Task data
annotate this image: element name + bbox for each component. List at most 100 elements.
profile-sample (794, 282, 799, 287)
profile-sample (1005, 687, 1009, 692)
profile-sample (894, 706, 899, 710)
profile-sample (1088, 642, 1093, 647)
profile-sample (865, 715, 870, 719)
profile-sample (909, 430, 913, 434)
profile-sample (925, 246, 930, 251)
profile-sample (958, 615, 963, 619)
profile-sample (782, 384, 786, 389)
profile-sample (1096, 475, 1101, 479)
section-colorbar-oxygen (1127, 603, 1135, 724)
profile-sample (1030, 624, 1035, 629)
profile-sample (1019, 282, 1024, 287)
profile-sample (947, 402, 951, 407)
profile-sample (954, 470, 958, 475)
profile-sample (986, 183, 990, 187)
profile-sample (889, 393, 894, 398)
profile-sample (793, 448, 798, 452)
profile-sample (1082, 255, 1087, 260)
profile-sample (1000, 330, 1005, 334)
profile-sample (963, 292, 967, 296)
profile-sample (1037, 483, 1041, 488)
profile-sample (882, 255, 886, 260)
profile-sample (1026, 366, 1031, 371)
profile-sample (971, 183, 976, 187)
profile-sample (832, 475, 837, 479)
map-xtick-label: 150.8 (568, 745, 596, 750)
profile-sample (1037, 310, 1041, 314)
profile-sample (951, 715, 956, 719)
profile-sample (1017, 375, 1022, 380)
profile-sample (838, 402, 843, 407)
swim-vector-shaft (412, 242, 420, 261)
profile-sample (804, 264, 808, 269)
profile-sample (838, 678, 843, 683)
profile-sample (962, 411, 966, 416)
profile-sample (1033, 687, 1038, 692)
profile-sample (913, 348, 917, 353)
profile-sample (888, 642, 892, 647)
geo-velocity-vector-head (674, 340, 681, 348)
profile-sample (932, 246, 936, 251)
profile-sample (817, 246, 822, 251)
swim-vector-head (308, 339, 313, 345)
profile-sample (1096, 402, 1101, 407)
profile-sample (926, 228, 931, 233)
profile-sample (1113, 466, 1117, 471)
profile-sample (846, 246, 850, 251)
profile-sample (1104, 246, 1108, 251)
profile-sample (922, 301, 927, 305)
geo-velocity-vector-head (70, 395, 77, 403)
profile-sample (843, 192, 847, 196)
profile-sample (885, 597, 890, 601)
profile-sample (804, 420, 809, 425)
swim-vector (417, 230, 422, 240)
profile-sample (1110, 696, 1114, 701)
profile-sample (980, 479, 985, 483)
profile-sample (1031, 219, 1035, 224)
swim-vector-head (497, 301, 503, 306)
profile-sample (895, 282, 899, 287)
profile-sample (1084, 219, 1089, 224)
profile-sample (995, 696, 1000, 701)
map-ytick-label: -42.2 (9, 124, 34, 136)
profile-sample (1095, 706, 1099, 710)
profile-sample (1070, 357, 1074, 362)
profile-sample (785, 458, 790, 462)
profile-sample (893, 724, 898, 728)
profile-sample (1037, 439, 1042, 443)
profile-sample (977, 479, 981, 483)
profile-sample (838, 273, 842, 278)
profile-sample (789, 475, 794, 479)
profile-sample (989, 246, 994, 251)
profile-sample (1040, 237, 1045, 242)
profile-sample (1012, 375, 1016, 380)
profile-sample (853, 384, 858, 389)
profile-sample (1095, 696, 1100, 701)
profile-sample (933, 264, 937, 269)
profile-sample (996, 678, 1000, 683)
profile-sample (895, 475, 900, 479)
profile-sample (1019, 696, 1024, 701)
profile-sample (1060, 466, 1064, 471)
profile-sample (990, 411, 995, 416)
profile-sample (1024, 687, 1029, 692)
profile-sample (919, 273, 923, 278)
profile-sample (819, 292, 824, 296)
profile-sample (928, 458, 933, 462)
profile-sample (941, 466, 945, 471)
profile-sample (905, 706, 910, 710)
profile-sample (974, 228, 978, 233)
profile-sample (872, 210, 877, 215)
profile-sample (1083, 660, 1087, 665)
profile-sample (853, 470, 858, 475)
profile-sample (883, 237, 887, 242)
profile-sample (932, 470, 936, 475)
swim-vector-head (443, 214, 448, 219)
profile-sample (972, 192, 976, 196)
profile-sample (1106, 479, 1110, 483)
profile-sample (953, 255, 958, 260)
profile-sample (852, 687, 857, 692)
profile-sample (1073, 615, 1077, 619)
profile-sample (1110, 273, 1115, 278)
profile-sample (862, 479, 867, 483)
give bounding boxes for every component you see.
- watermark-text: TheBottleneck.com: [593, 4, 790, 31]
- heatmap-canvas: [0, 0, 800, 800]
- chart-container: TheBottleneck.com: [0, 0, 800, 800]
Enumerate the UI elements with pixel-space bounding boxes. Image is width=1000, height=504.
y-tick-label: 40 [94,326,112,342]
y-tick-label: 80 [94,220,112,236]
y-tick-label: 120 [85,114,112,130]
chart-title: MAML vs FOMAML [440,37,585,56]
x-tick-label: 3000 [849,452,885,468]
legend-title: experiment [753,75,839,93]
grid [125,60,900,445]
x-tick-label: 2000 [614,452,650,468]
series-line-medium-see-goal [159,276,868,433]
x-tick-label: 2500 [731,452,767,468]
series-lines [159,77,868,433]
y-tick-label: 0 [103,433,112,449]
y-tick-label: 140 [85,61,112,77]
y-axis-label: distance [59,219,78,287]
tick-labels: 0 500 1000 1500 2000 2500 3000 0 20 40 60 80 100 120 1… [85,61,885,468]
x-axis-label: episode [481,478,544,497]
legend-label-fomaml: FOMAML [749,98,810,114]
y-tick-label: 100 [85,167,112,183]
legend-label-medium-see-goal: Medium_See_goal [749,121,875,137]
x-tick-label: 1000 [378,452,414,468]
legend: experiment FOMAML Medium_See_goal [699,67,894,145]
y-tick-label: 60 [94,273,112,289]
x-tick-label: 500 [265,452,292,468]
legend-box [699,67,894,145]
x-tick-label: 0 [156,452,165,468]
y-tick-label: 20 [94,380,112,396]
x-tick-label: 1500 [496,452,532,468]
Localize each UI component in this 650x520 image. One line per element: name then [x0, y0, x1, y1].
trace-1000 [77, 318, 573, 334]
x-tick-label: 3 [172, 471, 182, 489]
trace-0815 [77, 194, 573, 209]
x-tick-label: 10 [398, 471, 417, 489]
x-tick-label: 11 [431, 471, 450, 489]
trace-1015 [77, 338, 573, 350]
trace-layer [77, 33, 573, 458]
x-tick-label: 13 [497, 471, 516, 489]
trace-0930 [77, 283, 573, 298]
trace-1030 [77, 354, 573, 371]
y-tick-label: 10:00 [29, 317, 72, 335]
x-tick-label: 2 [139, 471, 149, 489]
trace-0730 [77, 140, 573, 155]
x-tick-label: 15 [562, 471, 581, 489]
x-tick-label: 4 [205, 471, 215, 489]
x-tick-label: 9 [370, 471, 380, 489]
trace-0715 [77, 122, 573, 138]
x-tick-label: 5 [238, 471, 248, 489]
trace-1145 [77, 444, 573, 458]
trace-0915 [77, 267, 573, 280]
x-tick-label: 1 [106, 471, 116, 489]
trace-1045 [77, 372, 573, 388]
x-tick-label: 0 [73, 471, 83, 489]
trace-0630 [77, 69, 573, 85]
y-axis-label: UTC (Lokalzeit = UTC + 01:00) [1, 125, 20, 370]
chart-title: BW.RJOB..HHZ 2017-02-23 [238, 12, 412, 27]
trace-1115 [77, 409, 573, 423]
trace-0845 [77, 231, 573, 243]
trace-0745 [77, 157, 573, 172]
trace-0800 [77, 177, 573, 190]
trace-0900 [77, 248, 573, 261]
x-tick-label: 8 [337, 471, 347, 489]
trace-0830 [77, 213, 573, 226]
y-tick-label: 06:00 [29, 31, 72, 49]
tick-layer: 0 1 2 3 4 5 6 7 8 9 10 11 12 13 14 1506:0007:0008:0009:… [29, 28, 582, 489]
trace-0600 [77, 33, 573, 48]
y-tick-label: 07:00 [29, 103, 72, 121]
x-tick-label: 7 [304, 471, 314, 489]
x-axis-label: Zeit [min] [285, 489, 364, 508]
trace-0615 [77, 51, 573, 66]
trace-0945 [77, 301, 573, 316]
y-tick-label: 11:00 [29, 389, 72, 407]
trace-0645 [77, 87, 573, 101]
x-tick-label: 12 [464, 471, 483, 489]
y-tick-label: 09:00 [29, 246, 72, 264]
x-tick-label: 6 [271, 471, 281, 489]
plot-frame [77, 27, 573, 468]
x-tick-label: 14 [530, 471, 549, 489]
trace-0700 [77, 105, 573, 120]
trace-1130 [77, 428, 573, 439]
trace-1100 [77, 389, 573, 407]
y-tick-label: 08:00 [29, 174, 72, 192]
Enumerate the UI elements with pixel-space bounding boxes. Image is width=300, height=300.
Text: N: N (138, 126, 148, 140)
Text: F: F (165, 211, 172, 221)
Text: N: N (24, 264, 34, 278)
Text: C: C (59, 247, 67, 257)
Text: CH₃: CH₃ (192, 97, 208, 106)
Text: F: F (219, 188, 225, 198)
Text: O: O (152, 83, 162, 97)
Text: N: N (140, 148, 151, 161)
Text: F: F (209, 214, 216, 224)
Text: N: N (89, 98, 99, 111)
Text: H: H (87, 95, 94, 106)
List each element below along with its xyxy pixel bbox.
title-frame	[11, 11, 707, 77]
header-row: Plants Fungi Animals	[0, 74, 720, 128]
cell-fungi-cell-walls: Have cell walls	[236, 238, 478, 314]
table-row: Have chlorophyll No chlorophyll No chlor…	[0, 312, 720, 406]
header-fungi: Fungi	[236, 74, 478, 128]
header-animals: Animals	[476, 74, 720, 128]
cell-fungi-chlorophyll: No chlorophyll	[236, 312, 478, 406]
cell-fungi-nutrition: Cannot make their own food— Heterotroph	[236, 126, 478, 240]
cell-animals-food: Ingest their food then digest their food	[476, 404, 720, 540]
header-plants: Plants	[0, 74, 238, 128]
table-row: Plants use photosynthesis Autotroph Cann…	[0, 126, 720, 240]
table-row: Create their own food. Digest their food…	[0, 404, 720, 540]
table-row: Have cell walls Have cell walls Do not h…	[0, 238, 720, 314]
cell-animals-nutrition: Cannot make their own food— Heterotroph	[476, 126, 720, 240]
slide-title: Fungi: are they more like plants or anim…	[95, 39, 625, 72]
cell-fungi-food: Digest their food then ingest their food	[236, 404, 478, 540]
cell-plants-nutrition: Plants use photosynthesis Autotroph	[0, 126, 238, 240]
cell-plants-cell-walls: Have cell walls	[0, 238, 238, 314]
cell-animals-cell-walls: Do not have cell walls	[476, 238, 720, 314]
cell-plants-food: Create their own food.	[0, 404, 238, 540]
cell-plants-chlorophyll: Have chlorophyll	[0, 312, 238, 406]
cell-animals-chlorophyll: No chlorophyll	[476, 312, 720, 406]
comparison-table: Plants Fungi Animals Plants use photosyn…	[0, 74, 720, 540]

Task description
Extract the material from its first line through the line that contains "profile-sample (793, 448, 798, 452)", both lines included, and reproduce those lines without any change.

Written solution
annotate this image: element name + bbox for each component. List at most 100 elements.
profile-sample (794, 282, 799, 287)
profile-sample (1005, 687, 1009, 692)
profile-sample (894, 706, 899, 710)
profile-sample (1088, 642, 1093, 647)
profile-sample (865, 715, 870, 719)
profile-sample (909, 430, 913, 434)
profile-sample (925, 246, 930, 251)
profile-sample (958, 615, 963, 619)
profile-sample (782, 384, 786, 389)
profile-sample (1096, 475, 1101, 479)
section-colorbar-oxygen (1127, 603, 1135, 724)
profile-sample (1030, 624, 1035, 629)
profile-sample (1019, 282, 1024, 287)
profile-sample (947, 402, 951, 407)
profile-sample (954, 470, 958, 475)
profile-sample (986, 183, 990, 187)
profile-sample (889, 393, 894, 398)
profile-sample (793, 448, 798, 452)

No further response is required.